[START]
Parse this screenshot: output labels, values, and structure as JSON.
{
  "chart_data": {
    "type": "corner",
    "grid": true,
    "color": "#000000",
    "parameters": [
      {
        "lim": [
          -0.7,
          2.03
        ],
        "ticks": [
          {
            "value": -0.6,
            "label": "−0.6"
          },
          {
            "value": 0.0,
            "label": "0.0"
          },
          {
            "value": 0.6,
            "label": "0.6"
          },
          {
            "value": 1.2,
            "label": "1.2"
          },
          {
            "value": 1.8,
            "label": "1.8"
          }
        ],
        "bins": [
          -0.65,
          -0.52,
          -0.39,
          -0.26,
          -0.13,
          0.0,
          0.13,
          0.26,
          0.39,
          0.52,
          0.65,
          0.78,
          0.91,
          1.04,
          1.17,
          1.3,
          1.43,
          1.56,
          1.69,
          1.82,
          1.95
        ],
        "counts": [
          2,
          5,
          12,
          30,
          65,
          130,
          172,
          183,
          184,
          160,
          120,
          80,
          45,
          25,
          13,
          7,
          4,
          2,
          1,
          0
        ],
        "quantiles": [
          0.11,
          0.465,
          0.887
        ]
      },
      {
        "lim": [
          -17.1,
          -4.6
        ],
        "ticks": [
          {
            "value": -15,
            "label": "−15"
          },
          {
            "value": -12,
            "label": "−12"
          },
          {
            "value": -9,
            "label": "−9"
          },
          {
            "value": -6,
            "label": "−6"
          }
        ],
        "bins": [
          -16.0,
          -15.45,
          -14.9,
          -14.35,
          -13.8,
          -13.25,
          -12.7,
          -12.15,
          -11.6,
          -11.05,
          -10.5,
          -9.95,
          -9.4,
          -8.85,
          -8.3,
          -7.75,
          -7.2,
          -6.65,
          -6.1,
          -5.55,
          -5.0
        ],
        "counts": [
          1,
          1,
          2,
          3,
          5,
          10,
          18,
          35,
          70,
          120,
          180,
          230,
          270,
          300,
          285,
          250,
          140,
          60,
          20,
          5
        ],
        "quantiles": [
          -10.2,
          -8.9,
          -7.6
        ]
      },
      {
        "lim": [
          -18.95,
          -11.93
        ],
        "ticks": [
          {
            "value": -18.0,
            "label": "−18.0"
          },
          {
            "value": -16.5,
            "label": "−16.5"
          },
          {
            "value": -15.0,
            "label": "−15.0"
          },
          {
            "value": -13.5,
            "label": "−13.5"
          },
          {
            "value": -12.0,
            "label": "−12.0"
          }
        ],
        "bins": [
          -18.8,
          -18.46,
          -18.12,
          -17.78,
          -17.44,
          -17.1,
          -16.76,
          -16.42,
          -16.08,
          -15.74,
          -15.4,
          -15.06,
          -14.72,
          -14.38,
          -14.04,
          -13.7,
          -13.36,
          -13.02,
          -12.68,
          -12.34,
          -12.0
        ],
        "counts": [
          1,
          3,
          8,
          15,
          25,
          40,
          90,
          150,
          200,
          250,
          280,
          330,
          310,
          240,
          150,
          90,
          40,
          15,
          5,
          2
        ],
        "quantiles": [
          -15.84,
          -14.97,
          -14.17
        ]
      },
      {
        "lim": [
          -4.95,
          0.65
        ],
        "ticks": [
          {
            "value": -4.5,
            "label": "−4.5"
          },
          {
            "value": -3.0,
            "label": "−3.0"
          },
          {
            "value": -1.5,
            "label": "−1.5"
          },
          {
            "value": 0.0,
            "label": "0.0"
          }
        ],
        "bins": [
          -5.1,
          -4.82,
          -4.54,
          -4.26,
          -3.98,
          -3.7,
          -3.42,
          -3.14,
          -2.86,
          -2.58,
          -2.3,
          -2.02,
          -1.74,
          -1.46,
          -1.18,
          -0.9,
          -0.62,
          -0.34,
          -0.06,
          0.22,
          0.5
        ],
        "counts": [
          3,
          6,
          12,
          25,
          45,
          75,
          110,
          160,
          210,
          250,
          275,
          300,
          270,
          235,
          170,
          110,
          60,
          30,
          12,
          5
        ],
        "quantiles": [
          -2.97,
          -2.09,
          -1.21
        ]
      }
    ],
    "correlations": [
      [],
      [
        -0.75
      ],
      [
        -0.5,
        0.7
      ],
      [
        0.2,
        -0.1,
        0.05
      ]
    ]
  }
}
[END]
■ What the exercise asks
Type out all of the material again, word for word.

■ In response
Parse this screenshot: output labels, values, and structure as JSON.
{
  "chart_data": {
    "type": "corner",
    "grid": true,
    "color": "#000000",
    "parameters": [
      {
        "lim": [
          -0.7,
          2.03
        ],
        "ticks": [
          {
            "value": -0.6,
            "label": "−0.6"
          },
          {
            "value": 0.0,
            "label": "0.0"
          },
          {
            "value": 0.6,
            "label": "0.6"
          },
          {
            "value": 1.2,
            "label": "1.2"
          },
          {
            "value": 1.8,
            "label": "1.8"
          }
        ],
        "bins": [
          -0.65,
          -0.52,
          -0.39,
          -0.26,
          -0.13,
          0.0,
          0.13,
          0.26,
          0.39,
          0.52,
          0.65,
          0.78,
          0.91,
          1.04,
          1.17,
          1.3,
          1.43,
          1.56,
          1.69,
          1.82,
          1.95
        ],
        "counts": [
          2,
          5,
          12,
          30,
          65,
          130,
          172,
          183,
          184,
          160,
          120,
          80,
          45,
          25,
          13,
          7,
          4,
          2,
          1,
          0
        ],
        "quantiles": [
          0.11,
          0.465,
          0.887
        ]
      },
      {
        "lim": [
          -17.1,
          -4.6
        ],
        "ticks": [
          {
            "value": -15,
            "label": "−15"
          },
          {
            "value": -12,
            "label": "−12"
          },
          {
            "value": -9,
            "label": "−9"
          },
          {
            "value": -6,
            "label": "−6"
          }
        ],
        "bins": [
          -16.0,
          -15.45,
          -14.9,
          -14.35,
          -13.8,
          -13.25,
          -12.7,
          -12.15,
          -11.6,
          -11.05,
          -10.5,
          -9.95,
          -9.4,
          -8.85,
          -8.3,
          -7.75,
          -7.2,
          -6.65,
          -6.1,
          -5.55,
          -5.0
        ],
        "counts": [
          1,
          1,
          2,
          3,
          5,
          10,
          18,
          35,
          70,
          120,
          180,
          230,
          270,
          300,
          285,
          250,
          140,
          60,
          20,
          5
        ],
        "quantiles": [
          -10.2,
          -8.9,
          -7.6
        ]
      },
      {
        "lim": [
          -18.95,
          -11.93
        ],
        "ticks": [
          {
            "value": -18.0,
            "label": "−18.0"
          },
          {
            "value": -16.5,
            "label": "−16.5"
          },
          {
            "value": -15.0,
            "label": "−15.0"
          },
          {
            "value": -13.5,
            "label": "−13.5"
          },
          {
            "value": -12.0,
            "label": "−12.0"
          }
        ],
        "bins": [
          -18.8,
          -18.46,
          -18.12,
          -17.78,
          -17.44,
          -17.1,
          -16.76,
          -16.42,
          -16.08,
          -15.74,
          -15.4,
          -15.06,
          -14.72,
          -14.38,
          -14.04,
          -13.7,
          -13.36,
          -13.02,
          -12.68,
          -12.34,
          -12.0
        ],
        "counts": [
          1,
          3,
          8,
          15,
          25,
          40,
          90,
          150,
          200,
          250,
          280,
          330,
          310,
          240,
          150,
          90,
          40,
          15,
          5,
          2
        ],
        "quantiles": [
          -15.84,
          -14.97,
          -14.17
        ]
      },
      {
        "lim": [
          -4.95,
          0.65
        ],
        "ticks": [
          {
            "value": -4.5,
            "label": "−4.5"
          },
          {
            "value": -3.0,
            "label": "−3.0"
          },
          {
            "value": -1.5,
            "label": "−1.5"
          },
          {
            "value": 0.0,
            "label": "0.0"
          }
        ],
        "bins": [
          -5.1,
          -4.82,
          -4.54,
          -4.26,
          -3.98,
          -3.7,
          -3.42,
          -3.14,
          -2.86,
          -2.58,
          -2.3,
          -2.02,
          -1.74,
          -1.46,
          -1.18,
          -0.9,
          -0.62,
          -0.34,
          -0.06,
          0.22,
          0.5
        ],
        "counts": [
          3,
          6,
          12,
          25,
          45,
          75,
          110,
          160,
          210,
          250,
          275,
          300,
          270,
          235,
          170,
          110,
          60,
          30,
          12,
          5
        ],
        "quantiles": [
          -2.97,
          -2.09,
          -1.21
        ]
      }
    ],
    "correlations": [
      [],
      [
        -0.75
      ],
      [
        -0.5,
        0.7
      ],
      [
        0.2,
        -0.1,
        0.05
      ]
    ]
  }
}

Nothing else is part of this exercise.